> Task details: Tell how many lines have the string "name" in them, and write nothing besides the number.

--

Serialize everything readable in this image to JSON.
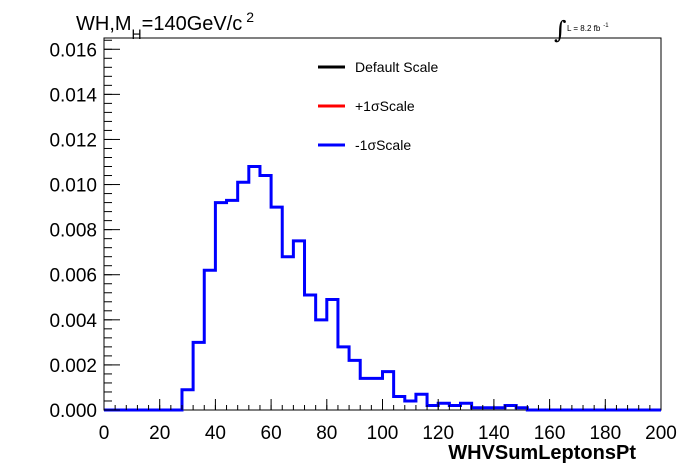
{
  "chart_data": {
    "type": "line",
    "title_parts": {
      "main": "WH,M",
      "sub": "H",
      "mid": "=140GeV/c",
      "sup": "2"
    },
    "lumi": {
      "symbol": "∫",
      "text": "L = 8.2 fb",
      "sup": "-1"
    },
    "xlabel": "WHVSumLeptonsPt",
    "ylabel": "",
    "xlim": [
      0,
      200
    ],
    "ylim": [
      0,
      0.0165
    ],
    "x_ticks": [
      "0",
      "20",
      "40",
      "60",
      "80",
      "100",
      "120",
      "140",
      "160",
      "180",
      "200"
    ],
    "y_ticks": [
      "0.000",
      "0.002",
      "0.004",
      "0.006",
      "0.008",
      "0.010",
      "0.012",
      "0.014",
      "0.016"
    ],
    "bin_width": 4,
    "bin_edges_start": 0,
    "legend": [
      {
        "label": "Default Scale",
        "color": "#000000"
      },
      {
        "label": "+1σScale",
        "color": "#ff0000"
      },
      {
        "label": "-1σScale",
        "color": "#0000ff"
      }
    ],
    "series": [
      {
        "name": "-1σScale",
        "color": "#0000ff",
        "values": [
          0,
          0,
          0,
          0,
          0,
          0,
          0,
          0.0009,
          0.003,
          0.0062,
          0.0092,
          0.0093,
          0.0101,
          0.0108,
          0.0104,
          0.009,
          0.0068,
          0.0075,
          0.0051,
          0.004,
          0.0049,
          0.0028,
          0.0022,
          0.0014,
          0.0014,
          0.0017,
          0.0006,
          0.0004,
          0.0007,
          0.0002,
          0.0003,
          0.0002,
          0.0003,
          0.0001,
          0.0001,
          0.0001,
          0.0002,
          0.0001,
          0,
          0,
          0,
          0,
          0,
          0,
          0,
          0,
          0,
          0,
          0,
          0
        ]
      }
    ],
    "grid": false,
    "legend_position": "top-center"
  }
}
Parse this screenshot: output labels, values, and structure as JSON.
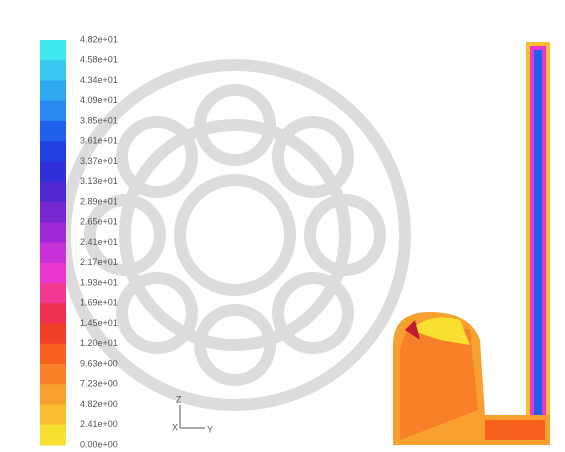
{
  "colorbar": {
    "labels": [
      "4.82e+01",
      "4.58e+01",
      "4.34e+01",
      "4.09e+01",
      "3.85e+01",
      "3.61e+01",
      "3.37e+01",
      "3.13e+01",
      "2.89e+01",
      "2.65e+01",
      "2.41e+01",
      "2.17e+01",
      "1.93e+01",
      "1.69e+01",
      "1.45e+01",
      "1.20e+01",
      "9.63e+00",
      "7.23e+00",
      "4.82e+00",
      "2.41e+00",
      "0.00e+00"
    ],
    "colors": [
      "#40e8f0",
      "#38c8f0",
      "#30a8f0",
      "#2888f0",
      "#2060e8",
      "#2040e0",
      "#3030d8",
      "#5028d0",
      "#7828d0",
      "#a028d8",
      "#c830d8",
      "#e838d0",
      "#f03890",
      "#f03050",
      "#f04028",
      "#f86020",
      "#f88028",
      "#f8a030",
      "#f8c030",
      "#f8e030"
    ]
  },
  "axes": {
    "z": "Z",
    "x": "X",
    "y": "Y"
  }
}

--

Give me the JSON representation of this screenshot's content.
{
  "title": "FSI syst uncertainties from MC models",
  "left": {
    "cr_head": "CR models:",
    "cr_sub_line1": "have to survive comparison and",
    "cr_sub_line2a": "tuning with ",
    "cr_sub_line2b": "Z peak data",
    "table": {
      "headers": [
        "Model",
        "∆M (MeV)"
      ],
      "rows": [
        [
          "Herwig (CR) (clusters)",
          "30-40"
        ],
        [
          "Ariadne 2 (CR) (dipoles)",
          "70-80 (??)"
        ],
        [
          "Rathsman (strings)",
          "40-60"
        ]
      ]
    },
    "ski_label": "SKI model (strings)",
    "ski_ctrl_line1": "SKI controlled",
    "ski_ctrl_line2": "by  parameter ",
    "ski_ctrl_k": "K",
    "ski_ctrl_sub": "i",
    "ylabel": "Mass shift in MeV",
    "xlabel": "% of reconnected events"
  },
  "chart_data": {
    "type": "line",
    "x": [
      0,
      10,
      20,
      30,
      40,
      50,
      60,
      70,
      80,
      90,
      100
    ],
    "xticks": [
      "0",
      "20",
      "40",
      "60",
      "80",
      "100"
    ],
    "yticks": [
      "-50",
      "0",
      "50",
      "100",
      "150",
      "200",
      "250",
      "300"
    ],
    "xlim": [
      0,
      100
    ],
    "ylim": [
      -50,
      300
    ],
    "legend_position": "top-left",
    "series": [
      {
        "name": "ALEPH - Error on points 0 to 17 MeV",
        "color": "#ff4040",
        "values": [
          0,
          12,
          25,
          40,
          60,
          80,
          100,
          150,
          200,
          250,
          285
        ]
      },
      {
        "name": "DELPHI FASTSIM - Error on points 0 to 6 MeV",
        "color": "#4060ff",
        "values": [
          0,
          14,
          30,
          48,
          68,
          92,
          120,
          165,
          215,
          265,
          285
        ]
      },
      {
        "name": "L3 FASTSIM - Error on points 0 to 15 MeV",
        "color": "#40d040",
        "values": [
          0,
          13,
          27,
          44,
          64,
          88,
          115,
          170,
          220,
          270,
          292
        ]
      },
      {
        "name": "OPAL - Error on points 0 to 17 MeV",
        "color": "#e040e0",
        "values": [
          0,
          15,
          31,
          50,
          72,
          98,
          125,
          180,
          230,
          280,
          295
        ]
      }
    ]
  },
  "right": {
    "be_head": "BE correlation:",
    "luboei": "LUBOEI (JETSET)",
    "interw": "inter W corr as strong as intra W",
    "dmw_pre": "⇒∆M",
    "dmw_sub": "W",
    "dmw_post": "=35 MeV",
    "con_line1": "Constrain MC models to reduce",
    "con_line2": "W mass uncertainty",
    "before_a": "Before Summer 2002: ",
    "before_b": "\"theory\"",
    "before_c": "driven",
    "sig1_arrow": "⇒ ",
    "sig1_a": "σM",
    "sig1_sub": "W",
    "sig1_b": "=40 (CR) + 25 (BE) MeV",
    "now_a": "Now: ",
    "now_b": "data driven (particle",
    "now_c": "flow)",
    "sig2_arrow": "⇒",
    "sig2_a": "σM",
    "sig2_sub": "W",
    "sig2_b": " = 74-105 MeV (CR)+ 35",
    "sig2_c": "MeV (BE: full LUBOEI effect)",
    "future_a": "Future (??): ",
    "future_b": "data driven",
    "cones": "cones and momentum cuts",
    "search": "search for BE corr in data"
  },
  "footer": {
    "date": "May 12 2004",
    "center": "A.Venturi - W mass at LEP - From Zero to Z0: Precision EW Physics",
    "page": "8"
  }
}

--

> Response to this exercise: 5